Material for this exercise:
-*-*-

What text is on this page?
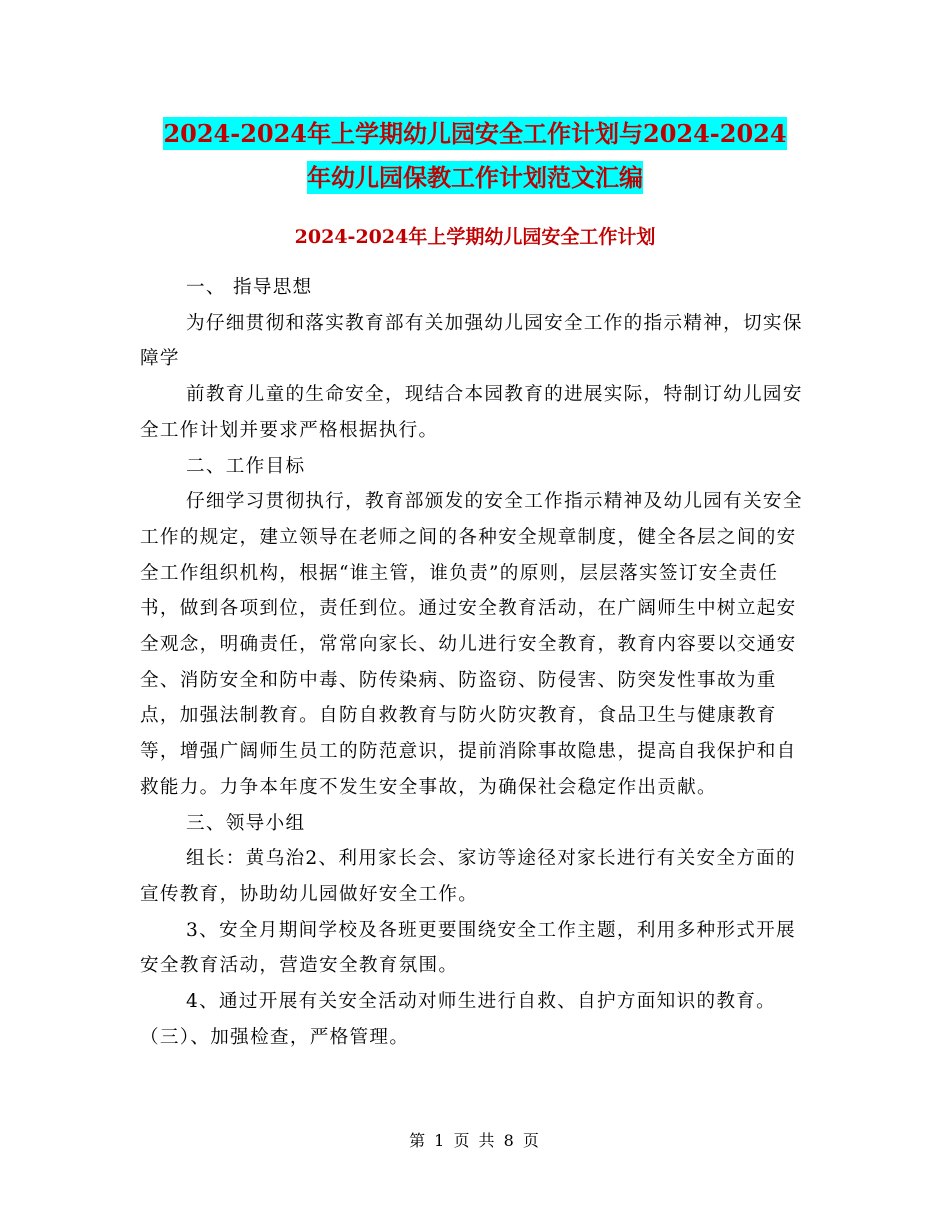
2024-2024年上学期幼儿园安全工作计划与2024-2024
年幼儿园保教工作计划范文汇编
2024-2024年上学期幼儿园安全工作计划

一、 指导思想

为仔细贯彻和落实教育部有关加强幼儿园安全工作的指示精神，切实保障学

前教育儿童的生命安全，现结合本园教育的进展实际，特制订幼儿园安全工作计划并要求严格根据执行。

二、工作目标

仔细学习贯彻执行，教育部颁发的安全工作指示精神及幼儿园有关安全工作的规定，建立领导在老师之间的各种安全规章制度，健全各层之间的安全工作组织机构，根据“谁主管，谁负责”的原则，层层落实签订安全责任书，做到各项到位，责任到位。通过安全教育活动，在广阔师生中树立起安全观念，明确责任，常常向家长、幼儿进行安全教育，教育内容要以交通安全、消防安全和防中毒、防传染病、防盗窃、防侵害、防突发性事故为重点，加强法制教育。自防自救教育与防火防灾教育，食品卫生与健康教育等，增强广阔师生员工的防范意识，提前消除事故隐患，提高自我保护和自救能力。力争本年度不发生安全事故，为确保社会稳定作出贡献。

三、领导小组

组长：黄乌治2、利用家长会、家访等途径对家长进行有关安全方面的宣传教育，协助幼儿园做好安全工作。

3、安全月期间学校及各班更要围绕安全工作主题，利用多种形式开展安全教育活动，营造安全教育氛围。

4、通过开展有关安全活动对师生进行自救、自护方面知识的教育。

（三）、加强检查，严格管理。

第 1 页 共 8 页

-*-*-

Leave out all pictures, then copy the remaining material exactly.

Task response:
What text is on this page?
2024-2024年上学期幼儿园安全工作计划与2024-2024
年幼儿园保教工作计划范文汇编
2024-2024年上学期幼儿园安全工作计划

一、 指导思想

为仔细贯彻和落实教育部有关加强幼儿园安全工作的指示精神，切实保障学

前教育儿童的生命安全，现结合本园教育的进展实际，特制订幼儿园安全工作计划并要求严格根据执行。

二、工作目标

仔细学习贯彻执行，教育部颁发的安全工作指示精神及幼儿园有关安全工作的规定，建立领导在老师之间的各种安全规章制度，健全各层之间的安全工作组织机构，根据“谁主管，谁负责”的原则，层层落实签订安全责任书，做到各项到位，责任到位。通过安全教育活动，在广阔师生中树立起安全观念，明确责任，常常向家长、幼儿进行安全教育，教育内容要以交通安全、消防安全和防中毒、防传染病、防盗窃、防侵害、防突发性事故为重点，加强法制教育。自防自救教育与防火防灾教育，食品卫生与健康教育等，增强广阔师生员工的防范意识，提前消除事故隐患，提高自我保护和自救能力。力争本年度不发生安全事故，为确保社会稳定作出贡献。

三、领导小组

组长：黄乌治2、利用家长会、家访等途径对家长进行有关安全方面的宣传教育，协助幼儿园做好安全工作。

3、安全月期间学校及各班更要围绕安全工作主题，利用多种形式开展安全教育活动，营造安全教育氛围。

4、通过开展有关安全活动对师生进行自救、自护方面知识的教育。

（三）、加强检查，严格管理。

第 1 页 共 8 页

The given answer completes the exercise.